RECORDS FOR THE TASK:
----
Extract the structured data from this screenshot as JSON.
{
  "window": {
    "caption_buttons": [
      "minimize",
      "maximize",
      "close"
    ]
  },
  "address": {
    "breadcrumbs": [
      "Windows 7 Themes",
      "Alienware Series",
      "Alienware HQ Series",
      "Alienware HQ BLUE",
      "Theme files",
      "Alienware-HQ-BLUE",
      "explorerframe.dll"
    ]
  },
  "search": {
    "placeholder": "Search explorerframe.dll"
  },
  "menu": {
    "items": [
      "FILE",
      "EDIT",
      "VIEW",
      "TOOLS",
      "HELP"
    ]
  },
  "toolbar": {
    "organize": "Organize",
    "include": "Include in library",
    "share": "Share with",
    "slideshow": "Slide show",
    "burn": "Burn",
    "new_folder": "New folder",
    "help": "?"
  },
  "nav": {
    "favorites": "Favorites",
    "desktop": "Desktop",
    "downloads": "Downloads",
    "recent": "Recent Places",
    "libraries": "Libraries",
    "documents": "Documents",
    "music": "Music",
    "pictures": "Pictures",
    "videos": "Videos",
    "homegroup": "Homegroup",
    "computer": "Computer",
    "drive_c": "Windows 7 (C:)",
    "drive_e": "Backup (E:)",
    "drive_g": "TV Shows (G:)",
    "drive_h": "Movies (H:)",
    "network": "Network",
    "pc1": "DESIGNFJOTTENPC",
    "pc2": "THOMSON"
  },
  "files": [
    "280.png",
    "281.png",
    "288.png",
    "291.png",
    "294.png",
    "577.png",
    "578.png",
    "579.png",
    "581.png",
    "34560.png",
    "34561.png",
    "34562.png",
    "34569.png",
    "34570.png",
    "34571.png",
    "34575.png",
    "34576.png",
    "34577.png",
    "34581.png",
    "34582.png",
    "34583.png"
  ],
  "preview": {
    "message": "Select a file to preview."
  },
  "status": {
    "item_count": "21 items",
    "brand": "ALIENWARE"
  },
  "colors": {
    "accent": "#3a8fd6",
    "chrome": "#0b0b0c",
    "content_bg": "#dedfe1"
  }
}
----
Quote each line of the data above exactly as written.

Extract the structured data from this screenshot as JSON.
{
  "window": {
    "caption_buttons": [
      "minimize",
      "maximize",
      "close"
    ]
  },
  "address": {
    "breadcrumbs": [
      "Windows 7 Themes",
      "Alienware Series",
      "Alienware HQ Series",
      "Alienware HQ BLUE",
      "Theme files",
      "Alienware-HQ-BLUE",
      "explorerframe.dll"
    ]
  },
  "search": {
    "placeholder": "Search explorerframe.dll"
  },
  "menu": {
    "items": [
      "FILE",
      "EDIT",
      "VIEW",
      "TOOLS",
      "HELP"
    ]
  },
  "toolbar": {
    "organize": "Organize",
    "include": "Include in library",
    "share": "Share with",
    "slideshow": "Slide show",
    "burn": "Burn",
    "new_folder": "New folder",
    "help": "?"
  },
  "nav": {
    "favorites": "Favorites",
    "desktop": "Desktop",
    "downloads": "Downloads",
    "recent": "Recent Places",
    "libraries": "Libraries",
    "documents": "Documents",
    "music": "Music",
    "pictures": "Pictures",
    "videos": "Videos",
    "homegroup": "Homegroup",
    "computer": "Computer",
    "drive_c": "Windows 7 (C:)",
    "drive_e": "Backup (E:)",
    "drive_g": "TV Shows (G:)",
    "drive_h": "Movies (H:)",
    "network": "Network",
    "pc1": "DESIGNFJOTTENPC",
    "pc2": "THOMSON"
  },
  "files": [
    "280.png",
    "281.png",
    "288.png",
    "291.png",
    "294.png",
    "577.png",
    "578.png",
    "579.png",
    "581.png",
    "34560.png",
    "34561.png",
    "34562.png",
    "34569.png",
    "34570.png",
    "34571.png",
    "34575.png",
    "34576.png",
    "34577.png",
    "34581.png",
    "34582.png",
    "34583.png"
  ],
  "preview": {
    "message": "Select a file to preview."
  },
  "status": {
    "item_count": "21 items",
    "brand": "ALIENWARE"
  },
  "colors": {
    "accent": "#3a8fd6",
    "chrome": "#0b0b0c",
    "content_bg": "#dedfe1"
  }
}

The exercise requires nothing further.